(Quoted passage Opens)

Both. But the focus of my preceding remarks was on the latter.

> In which case, I think most tsdb's have some sort of "series
> description" facilities.

Sure, and those should be used for metadata related directly to
the timeseries (granularity, retention etc.)

> I guess my question is, what makes this metadata unique and how
> would it differ from the metadata ceilometer already collects?

The primary difference between the way ceilometer currently stores
metadata, is the avoidance of per-sample snapshots of resource
metadata (as stated in the initial mail on this thread).
 
> Will it be using Glance, now that Glance is becoming a pure metadata repo?

No, we have no plans to use glance for this.

By becoming a pure metadata repo, presumably you mean this spec:

  https://github.com/openstack/glance-specs/blob/master/specs/juno/metadata-schema-catalog.rst

I don't see this on the glance roadmap for Juno:

  https://blueprints.launchpad.net/glance/juno 

so presumably the integration of graffiti and glance is still more
of a longer term intent, than a present-tense "becoming".

I'm totally open to correction on this by markwash and others,
but my reading of the debate around the recent change in glance's
mission statement was that the primary focus in the immediate
term was to expand into providing an artifact repository (for
artifacts such as Heat templates), while not to *precluding* any
future expansion into also providing a metadata repository.

The fossil-record of that discussion is here:

  https://review.openstack.org/98002

> > Though of course these things are not a million miles from each
> > other, one is just a step up in the abstraction stack, having a
> > wider and more OpenStack-specific scope.
> 
> Could it be a generic timeseries service? Is it "openstack specific"
> because it uses stackforge/python/oslo?

No, I meant OpenStack-specific in terms of it understanding
something of the nature of OpenStack resources and their ownership
(e.g. instances, with some metadata, each being associated with a
user & tenant etc.)

Not OpenStack-specific in the sense that it takes dependencies from
oslo or stackforge.

As for using python: yes, gnocchi is implemented in python, like
much of the rest of OpenStack.  However, no, I don't think that
choice of implementation language makes it OpenStack-specific.

> I assume the rules and schemas will be data-driven (vs. hard-coded)?

(Quoted passage Closes)
(Supplied records Opens)

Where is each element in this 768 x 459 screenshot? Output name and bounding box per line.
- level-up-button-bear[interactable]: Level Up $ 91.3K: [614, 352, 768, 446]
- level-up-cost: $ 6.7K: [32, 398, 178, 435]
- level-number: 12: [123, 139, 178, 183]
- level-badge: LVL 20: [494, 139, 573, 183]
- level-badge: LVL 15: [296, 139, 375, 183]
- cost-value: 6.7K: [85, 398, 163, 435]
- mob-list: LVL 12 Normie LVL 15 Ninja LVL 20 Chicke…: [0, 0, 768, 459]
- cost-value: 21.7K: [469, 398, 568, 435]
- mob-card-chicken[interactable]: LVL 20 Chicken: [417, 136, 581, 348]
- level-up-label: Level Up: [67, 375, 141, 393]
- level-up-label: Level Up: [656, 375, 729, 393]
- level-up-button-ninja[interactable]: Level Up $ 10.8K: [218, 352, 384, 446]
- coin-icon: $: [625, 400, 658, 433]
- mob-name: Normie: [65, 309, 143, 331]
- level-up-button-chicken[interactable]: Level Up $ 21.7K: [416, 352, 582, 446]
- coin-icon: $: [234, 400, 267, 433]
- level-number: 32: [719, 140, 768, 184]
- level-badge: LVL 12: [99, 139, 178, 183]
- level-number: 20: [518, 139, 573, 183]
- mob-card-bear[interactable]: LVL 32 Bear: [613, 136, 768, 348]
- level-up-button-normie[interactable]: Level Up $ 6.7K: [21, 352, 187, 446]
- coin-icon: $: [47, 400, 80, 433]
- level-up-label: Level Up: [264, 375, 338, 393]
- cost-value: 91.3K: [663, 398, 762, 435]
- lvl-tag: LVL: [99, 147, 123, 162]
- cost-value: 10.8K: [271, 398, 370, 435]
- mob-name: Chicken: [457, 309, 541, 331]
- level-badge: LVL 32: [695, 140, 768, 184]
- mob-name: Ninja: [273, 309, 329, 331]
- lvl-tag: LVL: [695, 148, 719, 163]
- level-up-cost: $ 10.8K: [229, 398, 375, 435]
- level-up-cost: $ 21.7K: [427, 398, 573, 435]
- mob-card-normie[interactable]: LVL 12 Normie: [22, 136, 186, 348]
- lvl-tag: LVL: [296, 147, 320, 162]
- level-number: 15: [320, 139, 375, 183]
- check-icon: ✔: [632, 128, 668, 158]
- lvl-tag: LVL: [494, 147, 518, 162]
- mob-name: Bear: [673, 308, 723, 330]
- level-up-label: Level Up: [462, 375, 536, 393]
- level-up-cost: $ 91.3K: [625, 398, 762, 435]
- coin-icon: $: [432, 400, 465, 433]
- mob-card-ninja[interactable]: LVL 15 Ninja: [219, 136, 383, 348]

(Supplied records Closes)

_Work to complete_.
A: According to the mailing-list reply, what language is gnocchi implemented in?
B: Quote the mailing-list reply starting at "The primary difference" and ending at "pure metadata repo?".
C: List every web address given in the mailing-list reply.
The records aren't needed for any of this.

_Answers to the problems_.
A: Python.

B:
The primary difference between the way ceilometer currently stores
metadata, is the avoidance of per-sample snapshots of resource
metadata (as stated in the initial mail on this thread).
 
> Will it be using Glance, now that Glance is becoming a pure metadata repo?

C:
https://github.com/openstack/glance-specs/blob/master/specs/juno/metadata-schema-catalog.rst
https://blueprints.launchpad.net/glance/juno
https://review.openstack.org/98002